◆ **SUPPLIED RECORDS**:
================================
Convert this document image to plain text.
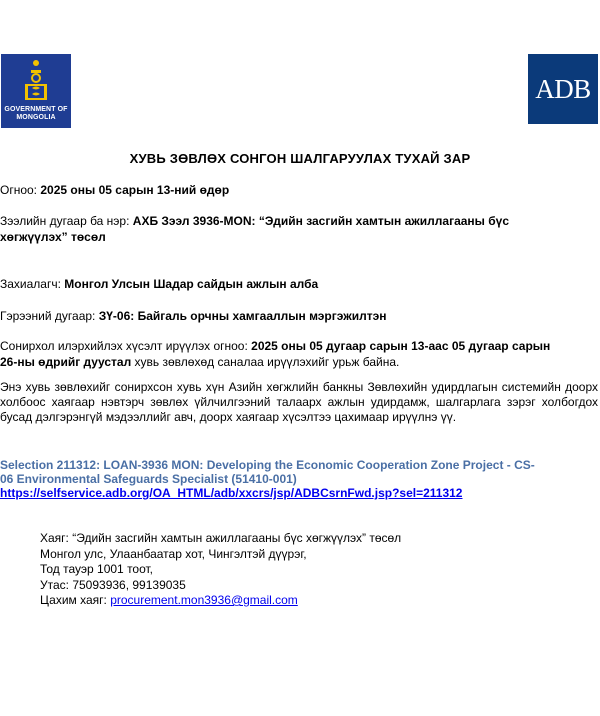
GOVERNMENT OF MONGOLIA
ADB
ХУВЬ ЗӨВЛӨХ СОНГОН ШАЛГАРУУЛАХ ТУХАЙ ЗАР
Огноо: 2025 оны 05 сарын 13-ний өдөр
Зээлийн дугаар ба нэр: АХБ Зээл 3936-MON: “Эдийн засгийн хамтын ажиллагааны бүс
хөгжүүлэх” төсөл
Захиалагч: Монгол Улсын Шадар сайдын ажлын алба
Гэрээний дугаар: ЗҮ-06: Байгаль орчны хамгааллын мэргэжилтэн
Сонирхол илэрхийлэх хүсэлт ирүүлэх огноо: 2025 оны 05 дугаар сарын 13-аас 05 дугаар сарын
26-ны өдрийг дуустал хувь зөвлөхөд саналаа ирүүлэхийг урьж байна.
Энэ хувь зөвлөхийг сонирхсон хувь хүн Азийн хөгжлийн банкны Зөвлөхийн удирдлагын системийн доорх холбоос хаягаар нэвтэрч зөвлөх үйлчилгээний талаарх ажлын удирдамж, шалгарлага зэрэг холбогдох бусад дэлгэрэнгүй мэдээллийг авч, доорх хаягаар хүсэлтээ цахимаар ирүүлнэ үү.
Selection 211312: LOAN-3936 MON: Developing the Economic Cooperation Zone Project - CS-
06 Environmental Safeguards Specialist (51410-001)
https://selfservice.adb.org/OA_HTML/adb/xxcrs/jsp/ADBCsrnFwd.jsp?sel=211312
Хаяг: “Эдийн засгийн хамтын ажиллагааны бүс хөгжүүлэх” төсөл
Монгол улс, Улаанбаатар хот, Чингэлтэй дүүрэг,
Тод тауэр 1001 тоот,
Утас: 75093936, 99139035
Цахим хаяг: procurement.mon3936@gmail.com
================================
◆ **EXERCISE TASK**: Find the lines above that contain the word "ажиллагааны" and collect them.

◆ **FINISHED EXERCISE**:
Зээлийн дугаар ба нэр: АХБ Зээл 3936-MON: “Эдийн засгийн хамтын ажиллагааны бүс
Хаяг: “Эдийн засгийн хамтын ажиллагааны бүс хөгжүүлэх” төсөл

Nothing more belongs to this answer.